#### Requirement:
Search the listing for the string "screenshot" and copy every line that contains it.

[Figure data in JSON]
####
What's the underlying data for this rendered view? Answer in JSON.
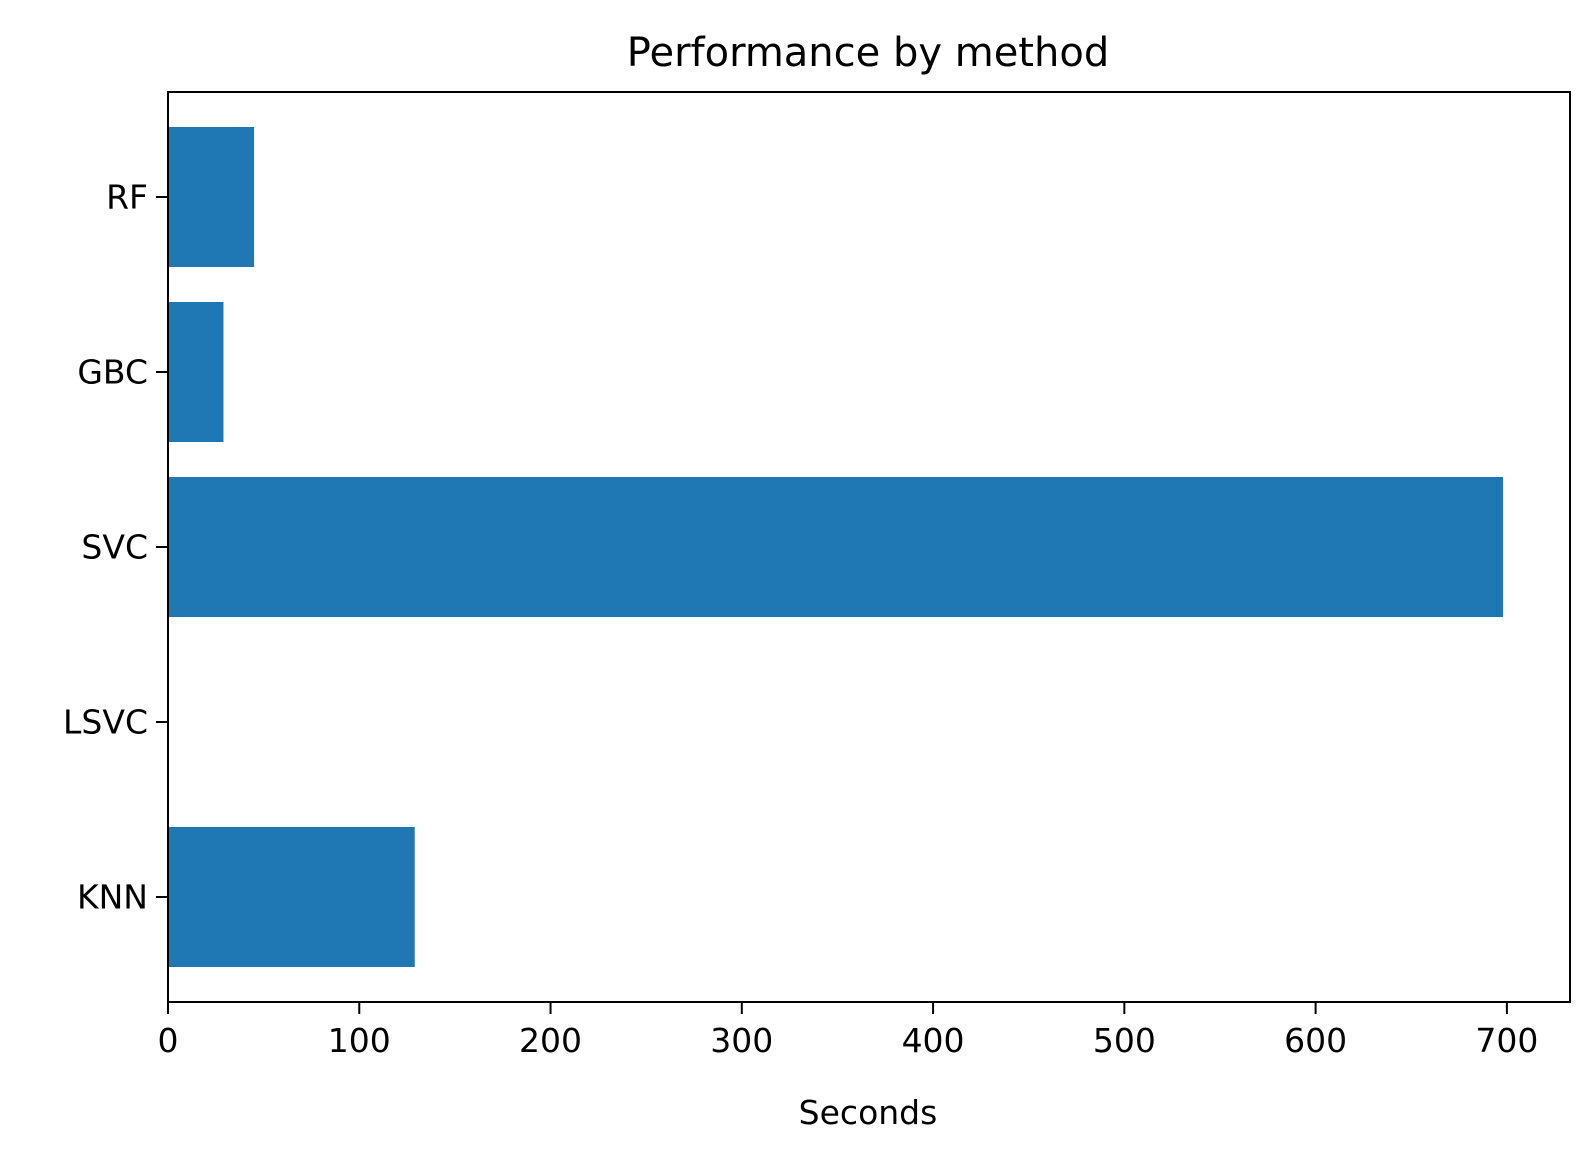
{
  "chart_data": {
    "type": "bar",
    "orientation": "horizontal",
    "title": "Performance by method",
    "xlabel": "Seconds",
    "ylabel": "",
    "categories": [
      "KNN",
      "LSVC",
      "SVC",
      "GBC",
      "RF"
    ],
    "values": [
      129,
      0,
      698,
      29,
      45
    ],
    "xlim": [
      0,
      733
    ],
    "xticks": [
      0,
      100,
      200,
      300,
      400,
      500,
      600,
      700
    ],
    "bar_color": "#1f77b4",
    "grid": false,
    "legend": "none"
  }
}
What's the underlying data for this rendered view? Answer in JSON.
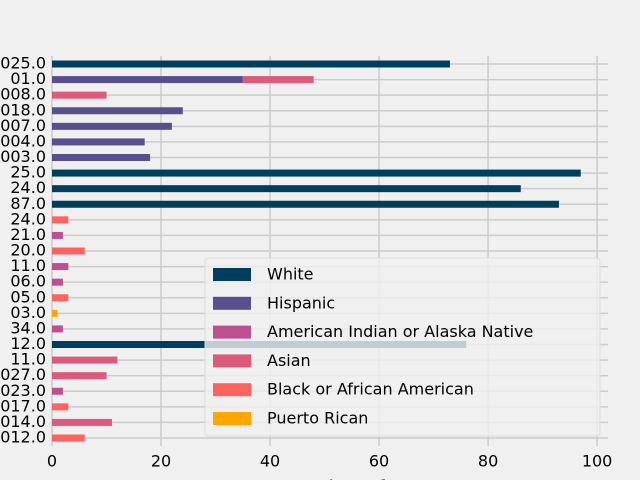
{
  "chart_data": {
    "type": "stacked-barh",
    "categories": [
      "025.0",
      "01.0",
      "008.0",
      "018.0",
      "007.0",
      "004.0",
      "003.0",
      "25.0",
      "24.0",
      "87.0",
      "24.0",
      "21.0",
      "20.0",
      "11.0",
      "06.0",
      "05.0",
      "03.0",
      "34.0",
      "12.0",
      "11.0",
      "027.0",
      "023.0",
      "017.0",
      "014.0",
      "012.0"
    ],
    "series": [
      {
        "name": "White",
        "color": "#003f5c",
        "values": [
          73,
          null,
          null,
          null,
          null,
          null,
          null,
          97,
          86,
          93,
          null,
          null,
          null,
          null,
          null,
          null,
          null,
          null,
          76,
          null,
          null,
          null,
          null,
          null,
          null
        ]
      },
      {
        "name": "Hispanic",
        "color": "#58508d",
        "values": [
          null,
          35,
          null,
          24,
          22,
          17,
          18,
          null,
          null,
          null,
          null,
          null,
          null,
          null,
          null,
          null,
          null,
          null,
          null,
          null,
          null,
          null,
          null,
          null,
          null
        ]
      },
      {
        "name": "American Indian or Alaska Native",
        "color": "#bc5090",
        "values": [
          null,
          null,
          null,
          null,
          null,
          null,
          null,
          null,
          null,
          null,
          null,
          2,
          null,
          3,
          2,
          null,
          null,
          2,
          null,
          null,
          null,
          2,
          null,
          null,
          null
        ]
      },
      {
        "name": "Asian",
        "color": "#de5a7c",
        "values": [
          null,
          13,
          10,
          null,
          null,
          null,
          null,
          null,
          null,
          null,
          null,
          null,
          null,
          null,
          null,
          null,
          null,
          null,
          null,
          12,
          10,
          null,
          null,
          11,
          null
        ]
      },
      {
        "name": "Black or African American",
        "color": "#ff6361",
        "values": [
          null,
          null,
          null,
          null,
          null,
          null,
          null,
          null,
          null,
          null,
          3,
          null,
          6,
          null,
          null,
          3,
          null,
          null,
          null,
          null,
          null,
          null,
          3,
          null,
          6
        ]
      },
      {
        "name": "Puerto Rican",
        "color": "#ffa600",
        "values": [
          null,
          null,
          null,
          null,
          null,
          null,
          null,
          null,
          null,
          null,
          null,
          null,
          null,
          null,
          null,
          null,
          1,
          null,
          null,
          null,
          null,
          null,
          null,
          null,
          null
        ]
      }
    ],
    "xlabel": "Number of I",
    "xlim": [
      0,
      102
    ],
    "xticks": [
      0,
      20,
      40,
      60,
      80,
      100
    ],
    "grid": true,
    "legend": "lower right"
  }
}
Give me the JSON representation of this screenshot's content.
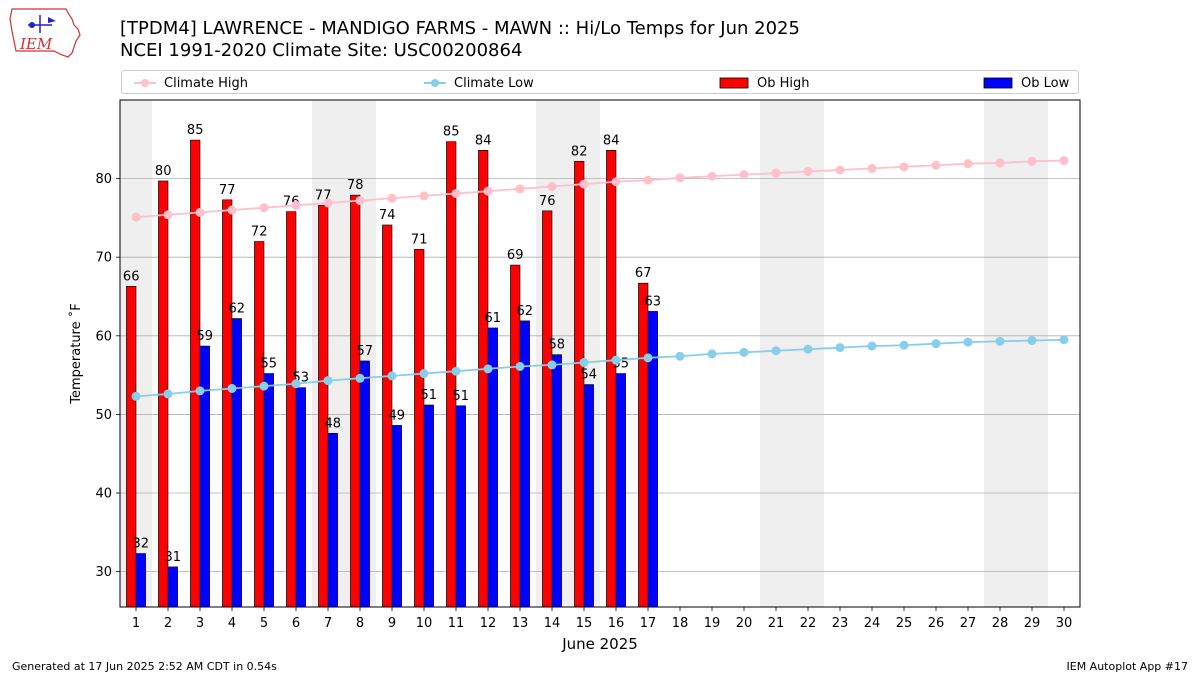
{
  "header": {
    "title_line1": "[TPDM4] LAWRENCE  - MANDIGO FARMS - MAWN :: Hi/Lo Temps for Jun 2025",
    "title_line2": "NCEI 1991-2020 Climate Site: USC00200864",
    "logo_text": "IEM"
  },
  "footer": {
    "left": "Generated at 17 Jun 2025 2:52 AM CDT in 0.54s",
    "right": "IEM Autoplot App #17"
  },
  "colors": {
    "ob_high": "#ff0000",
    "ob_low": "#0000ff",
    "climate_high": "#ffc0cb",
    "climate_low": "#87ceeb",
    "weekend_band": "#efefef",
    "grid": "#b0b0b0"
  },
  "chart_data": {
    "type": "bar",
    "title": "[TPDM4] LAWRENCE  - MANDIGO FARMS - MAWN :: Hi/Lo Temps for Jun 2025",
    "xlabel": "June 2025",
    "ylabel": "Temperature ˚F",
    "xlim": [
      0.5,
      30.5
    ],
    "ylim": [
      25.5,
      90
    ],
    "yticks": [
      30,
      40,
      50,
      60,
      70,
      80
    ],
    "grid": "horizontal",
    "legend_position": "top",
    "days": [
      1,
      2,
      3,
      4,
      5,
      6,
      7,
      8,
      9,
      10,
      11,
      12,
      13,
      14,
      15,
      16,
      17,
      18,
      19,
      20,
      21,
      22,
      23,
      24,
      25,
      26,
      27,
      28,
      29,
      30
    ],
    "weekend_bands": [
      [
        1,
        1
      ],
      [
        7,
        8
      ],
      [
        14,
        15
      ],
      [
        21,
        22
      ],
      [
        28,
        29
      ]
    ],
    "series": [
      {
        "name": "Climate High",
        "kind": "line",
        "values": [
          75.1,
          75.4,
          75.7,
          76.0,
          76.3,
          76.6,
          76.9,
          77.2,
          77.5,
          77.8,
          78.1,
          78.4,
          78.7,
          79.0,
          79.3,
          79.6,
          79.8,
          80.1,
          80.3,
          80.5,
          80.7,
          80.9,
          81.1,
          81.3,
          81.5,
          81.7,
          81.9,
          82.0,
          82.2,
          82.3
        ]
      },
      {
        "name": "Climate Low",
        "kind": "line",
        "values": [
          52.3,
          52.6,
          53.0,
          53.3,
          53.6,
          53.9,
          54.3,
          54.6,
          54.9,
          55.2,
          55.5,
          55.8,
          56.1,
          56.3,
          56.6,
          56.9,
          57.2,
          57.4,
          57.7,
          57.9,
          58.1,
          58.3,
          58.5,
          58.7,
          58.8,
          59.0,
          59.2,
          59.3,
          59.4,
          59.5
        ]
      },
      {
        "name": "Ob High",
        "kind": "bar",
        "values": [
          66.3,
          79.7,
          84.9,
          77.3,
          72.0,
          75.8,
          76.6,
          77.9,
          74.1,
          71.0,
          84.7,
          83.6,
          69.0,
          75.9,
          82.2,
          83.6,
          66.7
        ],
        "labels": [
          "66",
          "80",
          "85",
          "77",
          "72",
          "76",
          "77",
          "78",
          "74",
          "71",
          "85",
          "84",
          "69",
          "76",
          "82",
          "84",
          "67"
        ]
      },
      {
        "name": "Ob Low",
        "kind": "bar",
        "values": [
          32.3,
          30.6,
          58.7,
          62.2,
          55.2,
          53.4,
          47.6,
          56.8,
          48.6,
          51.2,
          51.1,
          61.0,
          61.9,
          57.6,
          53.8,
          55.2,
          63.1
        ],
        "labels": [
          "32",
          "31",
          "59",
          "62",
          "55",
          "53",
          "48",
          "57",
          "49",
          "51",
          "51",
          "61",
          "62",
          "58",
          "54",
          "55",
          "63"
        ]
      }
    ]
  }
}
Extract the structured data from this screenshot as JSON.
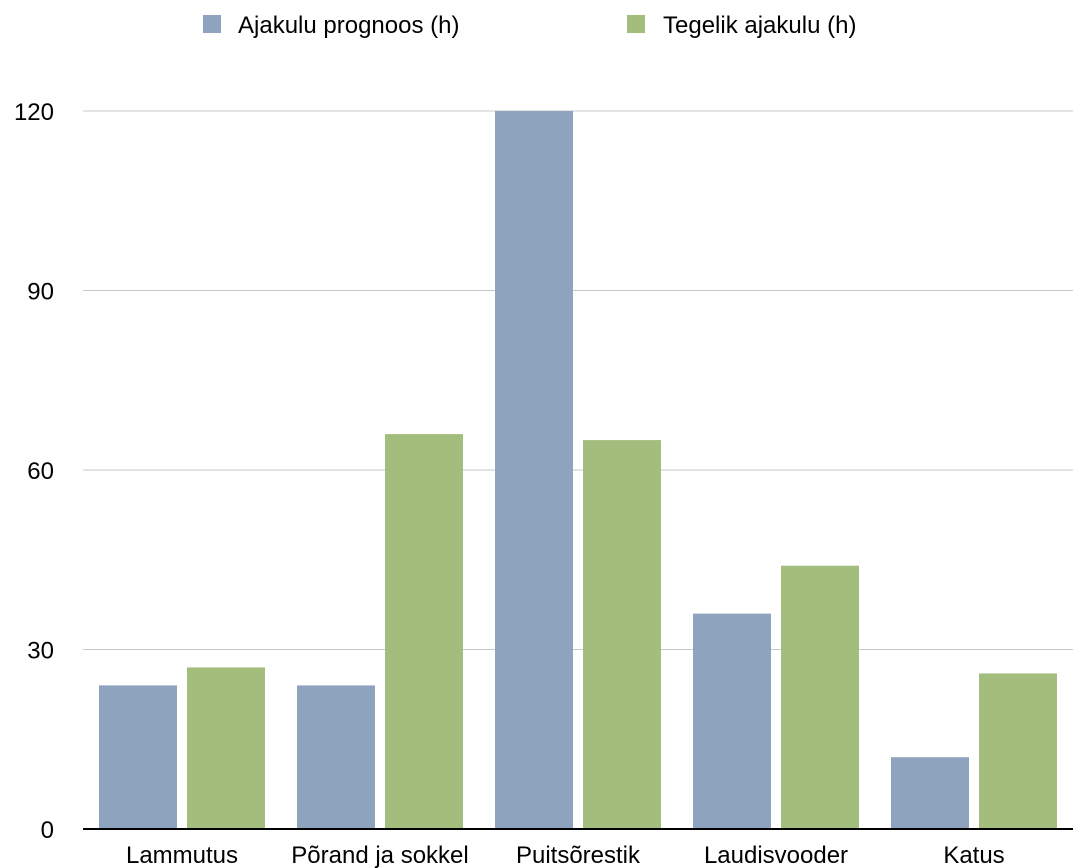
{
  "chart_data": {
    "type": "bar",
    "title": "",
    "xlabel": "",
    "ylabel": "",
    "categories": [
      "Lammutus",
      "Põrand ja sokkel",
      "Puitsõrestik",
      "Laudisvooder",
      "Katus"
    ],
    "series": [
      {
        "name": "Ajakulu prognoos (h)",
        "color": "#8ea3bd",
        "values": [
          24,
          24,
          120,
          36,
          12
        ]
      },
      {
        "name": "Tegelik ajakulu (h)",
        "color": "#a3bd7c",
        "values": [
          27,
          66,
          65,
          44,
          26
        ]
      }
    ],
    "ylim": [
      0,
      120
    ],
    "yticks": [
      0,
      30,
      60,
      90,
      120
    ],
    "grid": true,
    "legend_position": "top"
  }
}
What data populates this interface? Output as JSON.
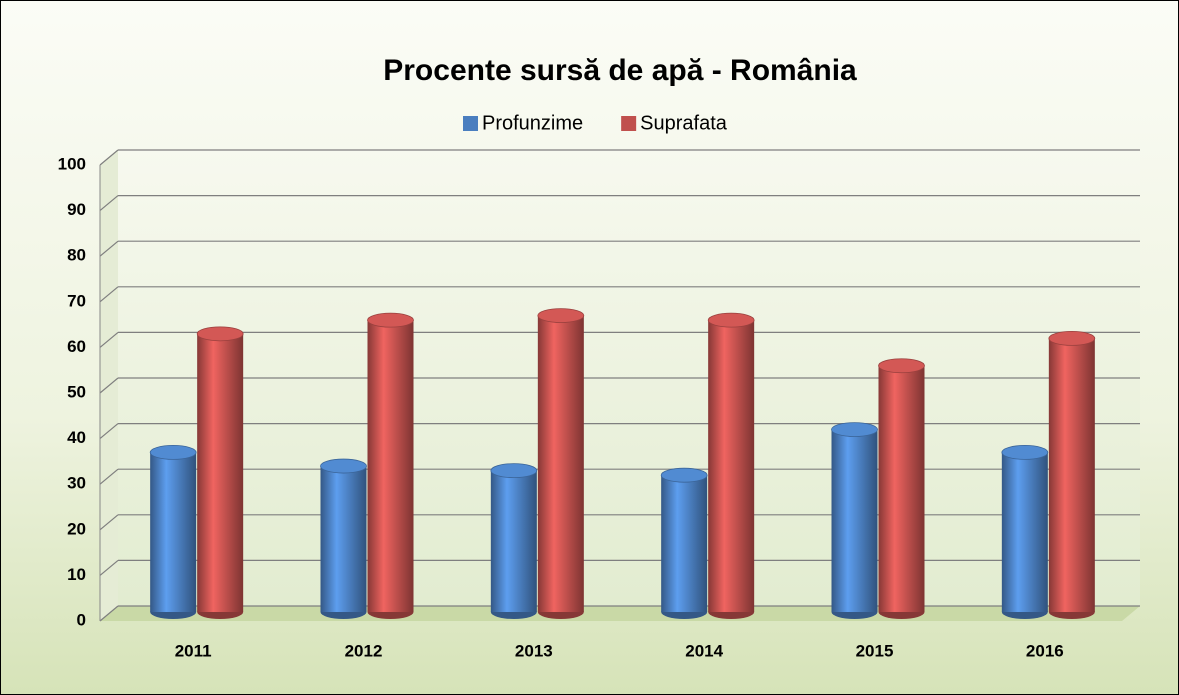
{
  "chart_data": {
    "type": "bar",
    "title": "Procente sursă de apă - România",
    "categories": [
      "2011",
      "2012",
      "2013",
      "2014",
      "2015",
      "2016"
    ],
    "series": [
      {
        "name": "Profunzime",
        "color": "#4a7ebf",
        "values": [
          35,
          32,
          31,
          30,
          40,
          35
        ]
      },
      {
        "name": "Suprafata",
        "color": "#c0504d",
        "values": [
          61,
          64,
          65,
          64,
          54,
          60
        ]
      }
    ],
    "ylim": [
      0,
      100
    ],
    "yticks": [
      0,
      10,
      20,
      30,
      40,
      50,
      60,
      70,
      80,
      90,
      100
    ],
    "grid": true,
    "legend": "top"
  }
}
####
#### The result:
Give me the JSON representation of this screenshot's content.
Extract the structured data from this screenshot as JSON.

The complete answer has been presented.